Exercise description: Search the records for "circa". Copy every line where it appears.

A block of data
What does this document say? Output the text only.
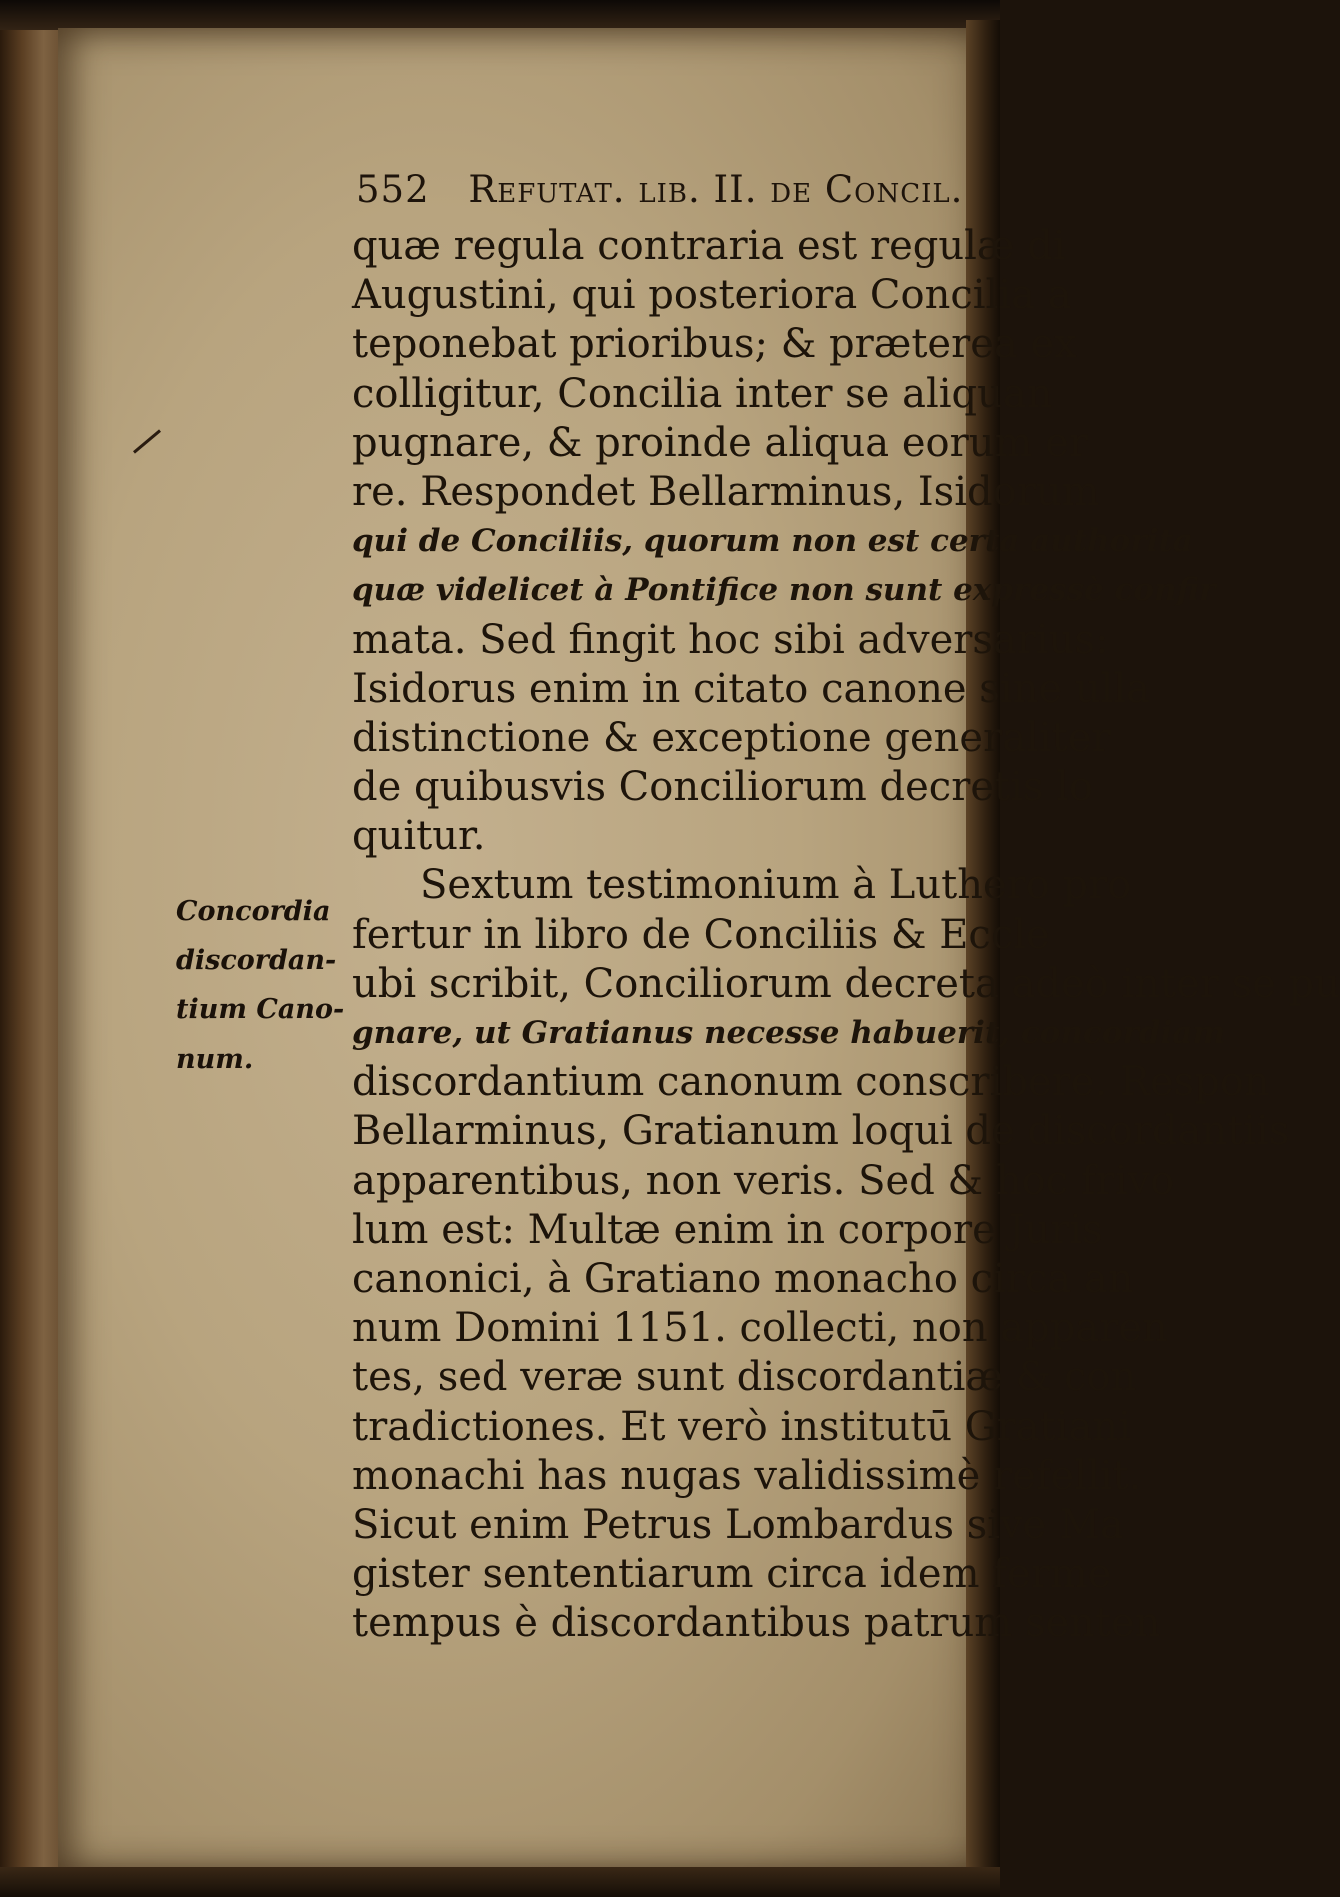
552 Refutat. lib. II. de Concil.
Concordia
discordan-
tium Cano-
num.
quæ regula contraria est regulæ di
Augustini, qui posteriora Concilia a
teponebat prioribus; & præterea ex
colligitur, Concilia inter se aliquan
pugnare, & proinde aliqua eorum er
re. Respondet Bellarminus, Isidorum
qui de Conciliis, quorum non est certa authorita
quæ videlicet à Pontifice non sunt expressè confir
mata. Sed fingit hoc sibi adversarius:
Isidorus enim in citato canone sine ulla
distinctione & exceptione generaliter
de quibusvis Conciliorum decretis lo
quitur.
Sextum testimonium à Luthero pro
fertur in libro de Conciliis & Eccle
ubi scribit, Conciliorum decreta adeò inter se pu
gnare, ut Gratianus necesse habuerit, concordiam
discordantium canonum conscribere. Respon
Bellarminus, Gratianum loqui de discordantiis
apparentibus, non veris. Sed & hoc frivo
lum est: Multæ enim in corpore Juris
canonici, à Gratiano monacho circa an
num Domini 1151. collecti, non apparen
tes, sed veræ sunt discordantiæ & con
tradictiones. Et verò institutū Gratiani
monachi has nugas validissimè refellit.
Sicut enim Petrus Lombardus sive Ma
gister sententiarum circa idem ferme
tempus è discordantibus patrum senten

Reply to the exercise:
canonici, à Gratiano monacho circa an
gister sententiarum circa idem ferme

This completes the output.